[START OF SOURCE DOCUMENT]

How can we do that? Well, the answer for all of us is different. Only we know what we like and what we do not, but let’s make an effort to find joy in the hardships of exercising and writing books.

What if instead of waiting for two years for our book to publish, we start publishing blogs as soon as we finish a chapter? What if we start tweeting the facts we discovered during our research? Let’s use dopamine to our own advantage by posting on social media. Maybe go to your wife or husband and tell her or him, “Hey honey, I just finished one more page of my book.” Maybe go for a dinner date as soon as you finish a major milestone in your book. Maybe write in your daily journal, “I just finished one more page for my book, and I am making progress. Hoo-yeah..”

Maybe before going to exercise, tell your spouse, “Honey, I am going to the gym. Give me a hug and wish me the best.” After coming from the gym, explain to your partner how much progress you made today. Maybe schedule some cheat days and make them look like special occasions. Maybe start learning about the greatest fitness athletes and the challenges they overcame. Be friends with people in the fitness industry; hang out with them. Maybe subscribe to a fitness magazine. Maybe join Zumba instead of the gym, or start cycling. Go on a bicycle city tour with your groups. Maybe unlock a reward for yourself if you keep doing it for a specified duration.

The gist is that we need to start enjoying our new habits, make them fun, and make them an make them an overall satisfactory and fulfilling experience for us, and we need to do it now. Most of us are not going through pain and hardship for the next 5 years to brag about our muscles or the book we are writing. We need something now. Just find it.

A: Set Accountability

The second principle of our framework is to hold yourself accountable. Setting accountability does not mean we have to punish ourselves or be too hard on ourselves. It just means that we need to make sure we are following the course of action that we promised and that only we are responsible for actions and results. The onus is on us to make sure this transition into a new habit is successful.

One way to hold yourself accountable is to have an accountability partner. An accountability partner can be any person who is also interested in the same goal. It can be your spouse who points out if you missed writing something for your book on a particular day. It can be a friend in the gym who also shows up for exercise along with you. If you miss some days, this accountability partner can remind you to stay focused on your goal. You can also read the paragraph you wrote during the day to your wife at night and make it a ritual.

The second way to set accountability is to keep a monthly habit tracker where you can add a check mark for the day if you spend time on your habit and leave it empty (or mark a cross) if you do not. The key here is to make a chain of check marks, and our goal is not to break that chain.

The third way to set accountability is with guilt over a broken promise, where you remind yourself that you broke the promise with a pinch of guilt. You can write in your journal at night, “I was being lazy today, and I did not honour my promise, and I’ll try not to do this gain.”  Or you can admit your mistake in front of an accountability partner and tell them that you do not feel good about it and that you will do better tomorrow.

[END OF SOURCE DOCUMENT]
[START OF RECORDED DATA]

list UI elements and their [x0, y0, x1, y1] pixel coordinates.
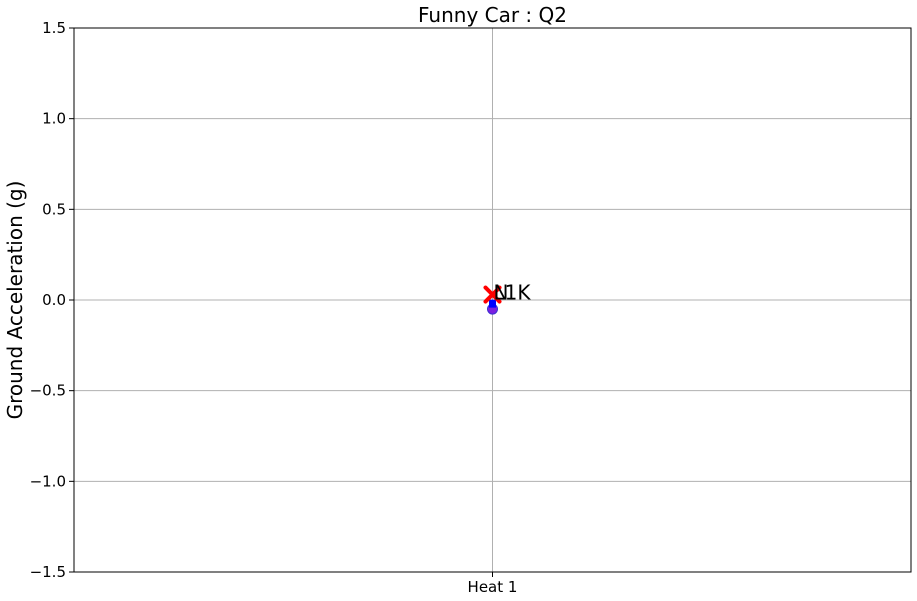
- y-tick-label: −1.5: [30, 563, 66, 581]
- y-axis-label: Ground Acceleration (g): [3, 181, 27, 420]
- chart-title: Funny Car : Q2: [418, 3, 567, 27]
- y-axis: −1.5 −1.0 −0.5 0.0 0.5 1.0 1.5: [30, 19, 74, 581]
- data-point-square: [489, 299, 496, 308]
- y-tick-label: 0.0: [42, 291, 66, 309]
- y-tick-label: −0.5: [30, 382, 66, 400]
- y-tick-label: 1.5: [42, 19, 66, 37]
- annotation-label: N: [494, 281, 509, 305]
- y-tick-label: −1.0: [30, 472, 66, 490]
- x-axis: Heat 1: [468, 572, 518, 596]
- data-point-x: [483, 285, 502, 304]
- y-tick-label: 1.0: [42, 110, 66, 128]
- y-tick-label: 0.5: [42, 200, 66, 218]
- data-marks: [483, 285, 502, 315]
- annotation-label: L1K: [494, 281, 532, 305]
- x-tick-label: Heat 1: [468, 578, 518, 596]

[END OF RECORDED DATA]

WRITTEN REQUEST 1.
In the passage on building new habits, what is the second principle of the framework?
WRITTEN REQUEST 2.
Extend the passage on building new habits, picking up right after its final sentence.
This data comes from a separate source.

ANSWER 1.
To hold yourself accountable.

ANSWER 2.
The other way of setting accountability is social accountability. If you start publishing a blog for your book, your readers will wait for the next one. You are now socially accountable to your subscribers. If you joined a cycling group that goes on a city tour every month, you now have a social responsibility to show up for that. You also have an unspoken social commitment to people who show up in the gym every day that you will also show up.

We can choose any one or all of the above-mentioned mechanisms to hold ourselves accountable.

V: Make it visible.

The third principle of our framework is to make new habits visible to ourselves. This also means tweaking our environment to facilitate our new habits, as our habits depend a lot on our surroundings. If you were born into an African tribe versus a rich family in London, you surely would have acquired different habits. You could have developed an ambition of running multinational companies, or you could just be satisfied with means of survival. Such is the effect of the environment.

We want to give space to our habits and keep them in front of our eyes. We need triggers around us that push us towards our new habits while reducing distractions to a minimum.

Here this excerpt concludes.